### Stated exercise
Keep the pictures out of the copy and repeat the records exactly.

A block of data
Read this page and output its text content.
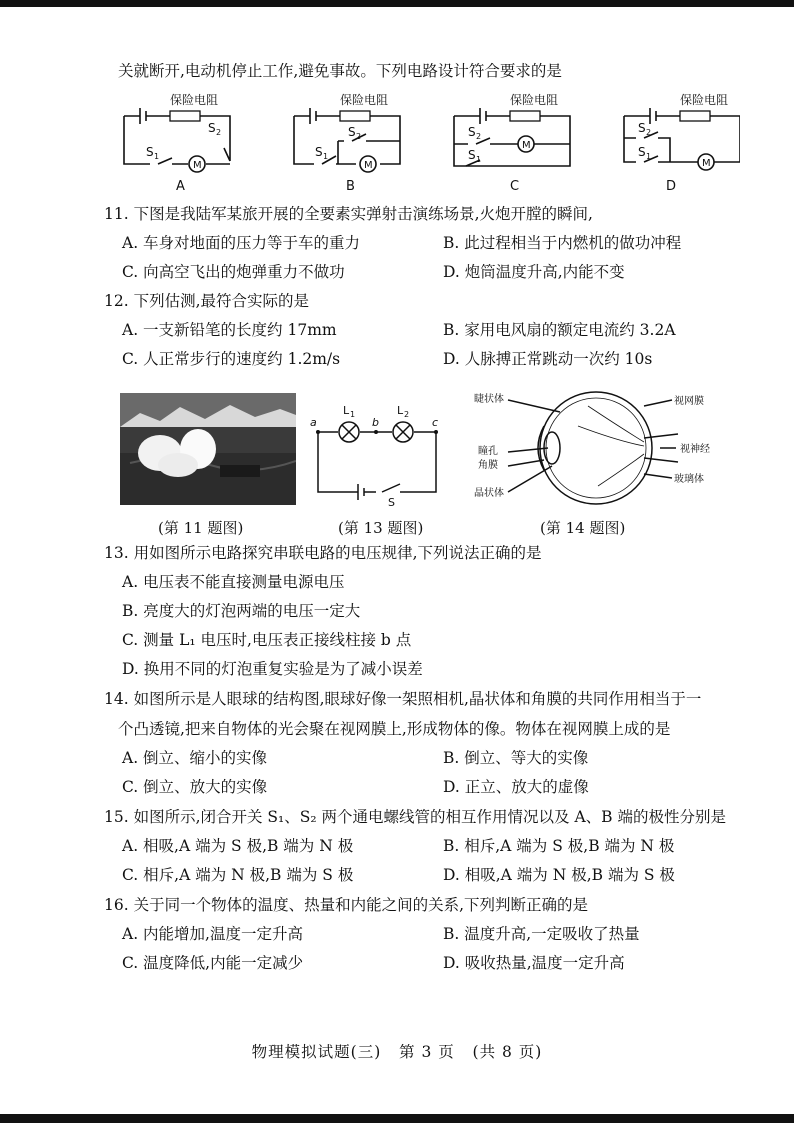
关就断开,电动机停止工作,避免事故。下列电路设计符合要求的是
保险电阻	保险电阻	保险电阻	保险电阻
S 2
S 1
S 2
S 1
S 2
S 1
S 2
S 1
M	M
M
M
A	B	C	D
11. 下图是我陆军某旅开展的全要素实弹射击演练场景,火炮开膛的瞬间,
A. 车身对地面的压力等于车的重力	B. 此过程相当于内燃机的做功冲程
C. 向高空飞出的炮弹重力不做功	D. 炮筒温度升高,内能不变
12. 下列估测,最符合实际的是
A. 一支新铅笔的长度约 17mm	B. 家用电风扇的额定电流约 3.2A
C. 人正常步行的速度约 1.2m/s	D. 人脉搏正常跳动一次约 10s
a	b	c
L 1	L 2
S
睫状体
瞳孔
角膜
晶状体
视网膜
视神经
玻璃体
(第 11 题图)	(第 13 题图)	(第 14 题图)
13. 用如图所示电路探究串联电路的电压规律,下列说法正确的是
A. 电压表不能直接测量电源电压
B. 亮度大的灯泡两端的电压一定大
C. 测量 L₁ 电压时,电压表正接线柱接 b 点
D. 换用不同的灯泡重复实验是为了减小误差
14. 如图所示是人眼球的结构图,眼球好像一架照相机,晶状体和角膜的共同作用相当于一
个凸透镜,把来自物体的光会聚在视网膜上,形成物体的像。物体在视网膜上成的是
A. 倒立、缩小的实像	B. 倒立、等大的实像
C. 倒立、放大的实像	D. 正立、放大的虚像
15. 如图所示,闭合开关 S₁、S₂ 两个通电螺线管的相互作用情况以及 A、B 端的极性分别是
A. 相吸,A 端为 S 极,B 端为 N 极	B. 相斥,A 端为 S 极,B 端为 N 极
C. 相斥,A 端为 N 极,B 端为 S 极	D. 相吸,A 端为 N 极,B 端为 S 极
16. 关于同一个物体的温度、热量和内能之间的关系,下列判断正确的是
A. 内能增加,温度一定升高	B. 温度升高,一定吸收了热量
C. 温度降低,内能一定减少	D. 吸收热量,温度一定升高
物理模拟试题(三)   第 3 页   (共 8 页)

### Full response
Read this page and output its text content.
关就断开,电动机停止工作,避免事故。下列电路设计符合要求的是
保险电阻	保险电阻	保险电阻	保险电阻
S 2
S 1
S 2
S 1
S 2
S 1
S 2
S 1
M	M
M
M
A	B	C	D
11. 下图是我陆军某旅开展的全要素实弹射击演练场景,火炮开膛的瞬间,
A. 车身对地面的压力等于车的重力	B. 此过程相当于内燃机的做功冲程
C. 向高空飞出的炮弹重力不做功	D. 炮筒温度升高,内能不变
12. 下列估测,最符合实际的是
A. 一支新铅笔的长度约 17mm	B. 家用电风扇的额定电流约 3.2A
C. 人正常步行的速度约 1.2m/s	D. 人脉搏正常跳动一次约 10s
a	b	c
L 1	L 2
S
睫状体
瞳孔
角膜
晶状体
视网膜
视神经
玻璃体
(第 11 题图)	(第 13 题图)	(第 14 题图)
13. 用如图所示电路探究串联电路的电压规律,下列说法正确的是
A. 电压表不能直接测量电源电压
B. 亮度大的灯泡两端的电压一定大
C. 测量 L₁ 电压时,电压表正接线柱接 b 点
D. 换用不同的灯泡重复实验是为了减小误差
14. 如图所示是人眼球的结构图,眼球好像一架照相机,晶状体和角膜的共同作用相当于一
个凸透镜,把来自物体的光会聚在视网膜上,形成物体的像。物体在视网膜上成的是
A. 倒立、缩小的实像	B. 倒立、等大的实像
C. 倒立、放大的实像	D. 正立、放大的虚像
15. 如图所示,闭合开关 S₁、S₂ 两个通电螺线管的相互作用情况以及 A、B 端的极性分别是
A. 相吸,A 端为 S 极,B 端为 N 极	B. 相斥,A 端为 S 极,B 端为 N 极
C. 相斥,A 端为 N 极,B 端为 S 极	D. 相吸,A 端为 N 极,B 端为 S 极
16. 关于同一个物体的温度、热量和内能之间的关系,下列判断正确的是
A. 内能增加,温度一定升高	B. 温度升高,一定吸收了热量
C. 温度降低,内能一定减少	D. 吸收热量,温度一定升高
物理模拟试题(三)   第 3 页   (共 8 页)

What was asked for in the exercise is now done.